Data lines:
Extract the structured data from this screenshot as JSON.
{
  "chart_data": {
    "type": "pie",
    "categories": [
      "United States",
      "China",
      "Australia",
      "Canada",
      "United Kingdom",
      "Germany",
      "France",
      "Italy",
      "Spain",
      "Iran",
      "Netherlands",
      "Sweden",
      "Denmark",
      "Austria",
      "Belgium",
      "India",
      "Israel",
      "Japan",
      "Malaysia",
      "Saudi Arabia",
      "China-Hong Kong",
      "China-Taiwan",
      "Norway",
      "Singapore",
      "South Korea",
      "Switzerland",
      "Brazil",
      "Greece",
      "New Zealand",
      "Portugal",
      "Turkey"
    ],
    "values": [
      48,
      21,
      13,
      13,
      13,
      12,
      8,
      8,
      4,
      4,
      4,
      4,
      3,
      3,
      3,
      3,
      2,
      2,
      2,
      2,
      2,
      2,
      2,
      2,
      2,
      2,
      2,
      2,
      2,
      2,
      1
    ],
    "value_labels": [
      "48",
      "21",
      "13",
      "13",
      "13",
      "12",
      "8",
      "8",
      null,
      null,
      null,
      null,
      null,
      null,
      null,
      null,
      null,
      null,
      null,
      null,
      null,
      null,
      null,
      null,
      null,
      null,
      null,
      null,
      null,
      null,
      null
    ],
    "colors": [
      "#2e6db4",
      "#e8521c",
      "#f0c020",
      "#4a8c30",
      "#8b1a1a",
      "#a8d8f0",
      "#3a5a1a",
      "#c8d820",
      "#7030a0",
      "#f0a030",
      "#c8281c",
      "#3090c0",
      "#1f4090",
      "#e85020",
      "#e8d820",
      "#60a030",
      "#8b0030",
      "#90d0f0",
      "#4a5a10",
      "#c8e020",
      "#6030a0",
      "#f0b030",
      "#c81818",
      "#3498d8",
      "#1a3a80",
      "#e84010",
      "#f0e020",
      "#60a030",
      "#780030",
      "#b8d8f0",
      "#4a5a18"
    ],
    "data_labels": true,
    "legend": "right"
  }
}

==

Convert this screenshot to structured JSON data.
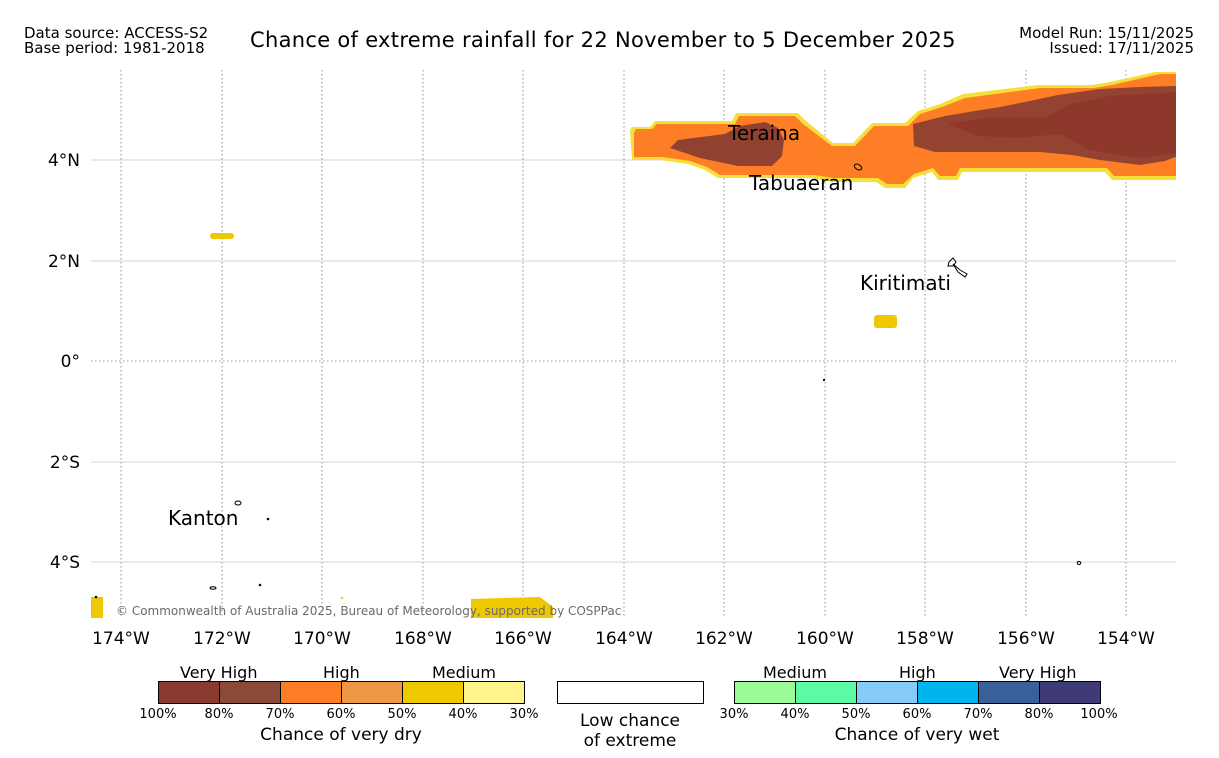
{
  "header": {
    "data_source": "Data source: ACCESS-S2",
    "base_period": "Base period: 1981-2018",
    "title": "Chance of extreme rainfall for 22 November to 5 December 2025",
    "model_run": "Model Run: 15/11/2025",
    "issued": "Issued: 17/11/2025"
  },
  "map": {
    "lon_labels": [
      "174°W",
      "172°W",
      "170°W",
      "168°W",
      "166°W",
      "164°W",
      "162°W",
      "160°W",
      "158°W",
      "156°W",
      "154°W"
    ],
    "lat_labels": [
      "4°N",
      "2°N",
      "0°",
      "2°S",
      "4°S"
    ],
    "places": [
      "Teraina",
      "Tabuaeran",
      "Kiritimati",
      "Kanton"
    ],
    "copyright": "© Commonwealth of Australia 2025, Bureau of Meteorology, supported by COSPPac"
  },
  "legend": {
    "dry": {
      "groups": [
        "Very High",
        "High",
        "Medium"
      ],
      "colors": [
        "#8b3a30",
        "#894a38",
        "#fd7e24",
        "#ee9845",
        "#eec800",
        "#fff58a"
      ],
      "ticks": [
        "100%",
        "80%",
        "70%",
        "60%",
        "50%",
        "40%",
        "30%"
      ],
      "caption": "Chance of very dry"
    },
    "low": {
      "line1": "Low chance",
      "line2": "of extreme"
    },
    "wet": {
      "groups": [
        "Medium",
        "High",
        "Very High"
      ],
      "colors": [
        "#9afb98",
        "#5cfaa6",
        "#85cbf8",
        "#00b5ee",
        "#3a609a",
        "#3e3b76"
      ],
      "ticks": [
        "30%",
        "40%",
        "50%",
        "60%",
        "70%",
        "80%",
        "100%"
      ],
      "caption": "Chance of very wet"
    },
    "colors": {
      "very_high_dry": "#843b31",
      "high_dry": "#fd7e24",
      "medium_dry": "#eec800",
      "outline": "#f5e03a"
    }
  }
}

Do this:
Across all the entries, count the lines that contain the word "extreme" and give the number by itself.

The answer:
2